> [Task inputs]:
■ ■ ■ ■ ■ ■ ■

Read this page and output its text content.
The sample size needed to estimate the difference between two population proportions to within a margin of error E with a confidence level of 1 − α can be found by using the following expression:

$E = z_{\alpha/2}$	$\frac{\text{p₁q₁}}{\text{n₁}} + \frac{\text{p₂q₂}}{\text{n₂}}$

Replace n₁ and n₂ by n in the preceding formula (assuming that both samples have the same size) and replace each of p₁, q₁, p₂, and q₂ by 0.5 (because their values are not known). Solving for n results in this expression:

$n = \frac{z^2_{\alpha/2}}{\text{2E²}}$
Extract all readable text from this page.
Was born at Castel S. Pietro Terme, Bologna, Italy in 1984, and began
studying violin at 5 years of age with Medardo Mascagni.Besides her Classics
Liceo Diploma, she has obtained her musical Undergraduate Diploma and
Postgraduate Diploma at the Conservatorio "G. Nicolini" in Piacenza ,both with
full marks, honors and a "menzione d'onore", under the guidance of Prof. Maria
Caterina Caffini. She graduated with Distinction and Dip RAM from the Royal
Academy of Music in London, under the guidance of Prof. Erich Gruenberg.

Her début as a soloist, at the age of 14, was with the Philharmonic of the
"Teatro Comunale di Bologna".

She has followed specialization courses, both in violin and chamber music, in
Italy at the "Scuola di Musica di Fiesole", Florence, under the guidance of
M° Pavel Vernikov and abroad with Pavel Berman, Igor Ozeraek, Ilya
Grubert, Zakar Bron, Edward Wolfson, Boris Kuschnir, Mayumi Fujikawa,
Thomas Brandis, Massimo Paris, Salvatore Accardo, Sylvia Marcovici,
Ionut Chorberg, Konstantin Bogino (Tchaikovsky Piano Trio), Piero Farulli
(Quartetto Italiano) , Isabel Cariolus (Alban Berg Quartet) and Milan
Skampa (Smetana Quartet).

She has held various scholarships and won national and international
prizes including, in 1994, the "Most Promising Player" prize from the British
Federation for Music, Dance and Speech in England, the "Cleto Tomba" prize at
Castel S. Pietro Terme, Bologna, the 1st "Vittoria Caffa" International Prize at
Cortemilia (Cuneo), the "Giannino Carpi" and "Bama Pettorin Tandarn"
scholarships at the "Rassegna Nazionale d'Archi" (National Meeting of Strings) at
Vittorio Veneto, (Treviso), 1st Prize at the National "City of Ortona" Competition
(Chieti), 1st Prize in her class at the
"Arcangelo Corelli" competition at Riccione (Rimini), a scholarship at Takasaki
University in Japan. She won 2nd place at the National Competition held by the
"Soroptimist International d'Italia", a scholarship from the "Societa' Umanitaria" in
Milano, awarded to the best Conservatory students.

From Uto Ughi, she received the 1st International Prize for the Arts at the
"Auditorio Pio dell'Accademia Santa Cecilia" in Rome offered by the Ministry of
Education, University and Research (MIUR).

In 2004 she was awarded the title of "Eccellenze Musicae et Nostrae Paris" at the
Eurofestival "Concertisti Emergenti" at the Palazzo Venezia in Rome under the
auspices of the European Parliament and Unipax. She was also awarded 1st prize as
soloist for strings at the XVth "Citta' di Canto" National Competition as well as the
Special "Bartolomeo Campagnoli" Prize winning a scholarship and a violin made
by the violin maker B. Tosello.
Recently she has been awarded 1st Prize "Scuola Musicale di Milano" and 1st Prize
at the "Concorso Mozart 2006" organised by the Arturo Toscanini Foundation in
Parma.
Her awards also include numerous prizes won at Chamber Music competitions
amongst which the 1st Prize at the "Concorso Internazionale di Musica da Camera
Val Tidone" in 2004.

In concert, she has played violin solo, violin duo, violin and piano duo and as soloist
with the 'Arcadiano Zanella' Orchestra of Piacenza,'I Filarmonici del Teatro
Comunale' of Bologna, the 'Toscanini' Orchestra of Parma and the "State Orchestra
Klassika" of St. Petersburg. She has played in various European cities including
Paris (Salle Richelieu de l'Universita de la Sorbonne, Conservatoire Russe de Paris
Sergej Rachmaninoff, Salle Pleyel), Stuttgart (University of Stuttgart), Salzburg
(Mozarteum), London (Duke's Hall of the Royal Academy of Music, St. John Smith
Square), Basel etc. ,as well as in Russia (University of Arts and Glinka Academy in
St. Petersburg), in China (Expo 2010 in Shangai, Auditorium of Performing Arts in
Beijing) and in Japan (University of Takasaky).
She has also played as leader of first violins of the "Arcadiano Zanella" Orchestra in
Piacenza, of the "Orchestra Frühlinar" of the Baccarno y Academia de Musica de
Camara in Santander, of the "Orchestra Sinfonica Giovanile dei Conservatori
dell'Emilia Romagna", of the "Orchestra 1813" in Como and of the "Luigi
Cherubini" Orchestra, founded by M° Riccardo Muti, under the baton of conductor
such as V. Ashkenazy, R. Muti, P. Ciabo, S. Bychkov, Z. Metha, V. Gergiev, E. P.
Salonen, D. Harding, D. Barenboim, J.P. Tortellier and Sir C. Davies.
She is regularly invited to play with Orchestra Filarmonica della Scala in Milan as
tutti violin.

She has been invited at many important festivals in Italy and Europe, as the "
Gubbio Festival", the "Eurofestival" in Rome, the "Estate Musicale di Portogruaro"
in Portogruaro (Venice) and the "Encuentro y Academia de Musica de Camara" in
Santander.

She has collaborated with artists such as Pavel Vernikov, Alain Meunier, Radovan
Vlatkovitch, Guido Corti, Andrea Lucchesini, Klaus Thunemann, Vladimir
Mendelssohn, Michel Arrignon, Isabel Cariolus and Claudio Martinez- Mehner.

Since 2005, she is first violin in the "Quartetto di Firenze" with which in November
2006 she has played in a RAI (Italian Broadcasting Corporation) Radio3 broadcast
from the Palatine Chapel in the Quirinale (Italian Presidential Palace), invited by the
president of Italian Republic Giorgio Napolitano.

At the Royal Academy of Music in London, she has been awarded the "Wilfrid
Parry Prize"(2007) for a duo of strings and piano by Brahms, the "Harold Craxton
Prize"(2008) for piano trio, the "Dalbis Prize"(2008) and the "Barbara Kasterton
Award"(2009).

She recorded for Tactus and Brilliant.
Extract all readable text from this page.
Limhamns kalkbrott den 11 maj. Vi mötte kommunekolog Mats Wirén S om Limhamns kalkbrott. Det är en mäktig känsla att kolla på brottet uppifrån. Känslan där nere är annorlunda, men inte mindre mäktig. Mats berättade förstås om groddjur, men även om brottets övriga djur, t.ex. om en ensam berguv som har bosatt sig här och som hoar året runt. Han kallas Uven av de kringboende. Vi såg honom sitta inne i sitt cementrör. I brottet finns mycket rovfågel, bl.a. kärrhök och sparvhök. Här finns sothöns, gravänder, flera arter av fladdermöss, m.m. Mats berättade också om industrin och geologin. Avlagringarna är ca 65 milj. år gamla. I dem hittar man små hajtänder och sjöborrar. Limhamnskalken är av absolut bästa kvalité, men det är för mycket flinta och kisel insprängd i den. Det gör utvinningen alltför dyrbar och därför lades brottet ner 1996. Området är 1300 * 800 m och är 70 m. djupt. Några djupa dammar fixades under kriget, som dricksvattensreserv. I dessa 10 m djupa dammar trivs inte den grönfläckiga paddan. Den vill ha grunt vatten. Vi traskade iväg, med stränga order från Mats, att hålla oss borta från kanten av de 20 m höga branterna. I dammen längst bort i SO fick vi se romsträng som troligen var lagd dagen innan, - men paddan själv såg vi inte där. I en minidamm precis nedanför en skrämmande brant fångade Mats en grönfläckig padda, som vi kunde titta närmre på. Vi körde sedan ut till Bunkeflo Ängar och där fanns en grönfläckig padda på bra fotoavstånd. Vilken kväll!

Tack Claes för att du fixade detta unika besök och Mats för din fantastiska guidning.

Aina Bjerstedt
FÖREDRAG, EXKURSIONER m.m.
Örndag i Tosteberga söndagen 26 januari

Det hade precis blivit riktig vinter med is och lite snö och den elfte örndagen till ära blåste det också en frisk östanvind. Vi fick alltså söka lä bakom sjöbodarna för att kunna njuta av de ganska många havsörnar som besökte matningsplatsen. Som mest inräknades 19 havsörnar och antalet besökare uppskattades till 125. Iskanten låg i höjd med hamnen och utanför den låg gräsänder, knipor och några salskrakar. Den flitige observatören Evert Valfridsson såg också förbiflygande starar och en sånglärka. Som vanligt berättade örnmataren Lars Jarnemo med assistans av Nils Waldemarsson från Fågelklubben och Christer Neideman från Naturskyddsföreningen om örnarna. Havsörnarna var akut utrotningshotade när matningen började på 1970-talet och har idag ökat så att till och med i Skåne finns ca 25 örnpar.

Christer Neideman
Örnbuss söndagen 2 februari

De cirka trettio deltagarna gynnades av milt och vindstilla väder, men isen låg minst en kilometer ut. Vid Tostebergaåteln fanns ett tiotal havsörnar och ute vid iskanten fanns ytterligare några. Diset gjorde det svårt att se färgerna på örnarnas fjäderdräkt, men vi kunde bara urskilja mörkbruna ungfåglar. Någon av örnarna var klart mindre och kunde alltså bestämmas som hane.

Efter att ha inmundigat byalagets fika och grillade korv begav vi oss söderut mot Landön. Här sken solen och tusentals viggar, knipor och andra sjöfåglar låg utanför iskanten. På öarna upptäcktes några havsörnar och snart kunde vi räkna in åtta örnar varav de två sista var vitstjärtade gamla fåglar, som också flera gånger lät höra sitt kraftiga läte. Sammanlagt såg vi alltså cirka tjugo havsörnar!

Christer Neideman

■ ■ ■ ■ ■ ■ ■

> [Exercise details]: Find all lines with "University" in them and copy each one.

> [Output for this task]:
University in Japan. She won 2nd place at the National Competition held by the
Education, University and Research (MIUR).
Sergej Rachmaninoff, Salle Pleyel), Stuttgart (University of Stuttgart), Salzburg
Square), Basel etc. ,as well as in Russia (University of Arts and Glinka Academy in
Beijing) and in Japan (University of Takasaky).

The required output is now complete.